*** Material shown

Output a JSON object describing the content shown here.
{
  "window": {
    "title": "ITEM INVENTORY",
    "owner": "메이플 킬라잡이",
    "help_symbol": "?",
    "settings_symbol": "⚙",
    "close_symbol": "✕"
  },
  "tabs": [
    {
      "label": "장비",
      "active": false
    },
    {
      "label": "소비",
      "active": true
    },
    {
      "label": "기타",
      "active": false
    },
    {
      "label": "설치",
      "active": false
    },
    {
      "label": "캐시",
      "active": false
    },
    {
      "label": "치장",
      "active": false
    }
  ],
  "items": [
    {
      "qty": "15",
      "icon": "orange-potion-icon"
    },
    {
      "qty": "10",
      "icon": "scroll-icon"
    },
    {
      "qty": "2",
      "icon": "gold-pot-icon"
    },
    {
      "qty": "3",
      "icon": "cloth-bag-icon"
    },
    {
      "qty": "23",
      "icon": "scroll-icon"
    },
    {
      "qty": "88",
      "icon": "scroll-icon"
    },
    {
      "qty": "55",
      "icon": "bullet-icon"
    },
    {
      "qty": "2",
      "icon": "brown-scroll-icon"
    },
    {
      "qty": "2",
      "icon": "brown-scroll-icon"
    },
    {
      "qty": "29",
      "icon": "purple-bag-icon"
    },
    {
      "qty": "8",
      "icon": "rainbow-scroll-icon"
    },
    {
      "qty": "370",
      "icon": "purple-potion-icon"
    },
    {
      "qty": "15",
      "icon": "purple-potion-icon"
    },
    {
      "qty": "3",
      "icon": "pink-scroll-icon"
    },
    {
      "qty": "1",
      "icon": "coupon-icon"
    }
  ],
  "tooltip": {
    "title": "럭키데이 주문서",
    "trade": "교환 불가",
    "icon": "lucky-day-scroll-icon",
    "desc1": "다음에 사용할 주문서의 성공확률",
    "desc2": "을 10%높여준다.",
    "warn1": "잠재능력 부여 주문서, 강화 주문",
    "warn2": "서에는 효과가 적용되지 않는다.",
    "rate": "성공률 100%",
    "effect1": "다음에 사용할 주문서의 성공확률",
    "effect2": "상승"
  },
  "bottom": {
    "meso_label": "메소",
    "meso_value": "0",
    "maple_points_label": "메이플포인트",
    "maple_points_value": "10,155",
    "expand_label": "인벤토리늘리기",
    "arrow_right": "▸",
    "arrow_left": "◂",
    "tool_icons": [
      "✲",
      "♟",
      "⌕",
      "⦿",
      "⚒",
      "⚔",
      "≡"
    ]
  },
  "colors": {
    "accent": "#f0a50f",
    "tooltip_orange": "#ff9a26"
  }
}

******

### Problem to work on
Retype the records above exactly.

### Solution for this problem
Output a JSON object describing the content shown here.
{
  "window": {
    "title": "ITEM INVENTORY",
    "owner": "메이플 킬라잡이",
    "help_symbol": "?",
    "settings_symbol": "⚙",
    "close_symbol": "✕"
  },
  "tabs": [
    {
      "label": "장비",
      "active": false
    },
    {
      "label": "소비",
      "active": true
    },
    {
      "label": "기타",
      "active": false
    },
    {
      "label": "설치",
      "active": false
    },
    {
      "label": "캐시",
      "active": false
    },
    {
      "label": "치장",
      "active": false
    }
  ],
  "items": [
    {
      "qty": "15",
      "icon": "orange-potion-icon"
    },
    {
      "qty": "10",
      "icon": "scroll-icon"
    },
    {
      "qty": "2",
      "icon": "gold-pot-icon"
    },
    {
      "qty": "3",
      "icon": "cloth-bag-icon"
    },
    {
      "qty": "23",
      "icon": "scroll-icon"
    },
    {
      "qty": "88",
      "icon": "scroll-icon"
    },
    {
      "qty": "55",
      "icon": "bullet-icon"
    },
    {
      "qty": "2",
      "icon": "brown-scroll-icon"
    },
    {
      "qty": "2",
      "icon": "brown-scroll-icon"
    },
    {
      "qty": "29",
      "icon": "purple-bag-icon"
    },
    {
      "qty": "8",
      "icon": "rainbow-scroll-icon"
    },
    {
      "qty": "370",
      "icon": "purple-potion-icon"
    },
    {
      "qty": "15",
      "icon": "purple-potion-icon"
    },
    {
      "qty": "3",
      "icon": "pink-scroll-icon"
    },
    {
      "qty": "1",
      "icon": "coupon-icon"
    }
  ],
  "tooltip": {
    "title": "럭키데이 주문서",
    "trade": "교환 불가",
    "icon": "lucky-day-scroll-icon",
    "desc1": "다음에 사용할 주문서의 성공확률",
    "desc2": "을 10%높여준다.",
    "warn1": "잠재능력 부여 주문서, 강화 주문",
    "warn2": "서에는 효과가 적용되지 않는다.",
    "rate": "성공률 100%",
    "effect1": "다음에 사용할 주문서의 성공확률",
    "effect2": "상승"
  },
  "bottom": {
    "meso_label": "메소",
    "meso_value": "0",
    "maple_points_label": "메이플포인트",
    "maple_points_value": "10,155",
    "expand_label": "인벤토리늘리기",
    "arrow_right": "▸",
    "arrow_left": "◂",
    "tool_icons": [
      "✲",
      "♟",
      "⌕",
      "⦿",
      "⚒",
      "⚔",
      "≡"
    ]
  },
  "colors": {
    "accent": "#f0a50f",
    "tooltip_orange": "#ff9a26"
  }
}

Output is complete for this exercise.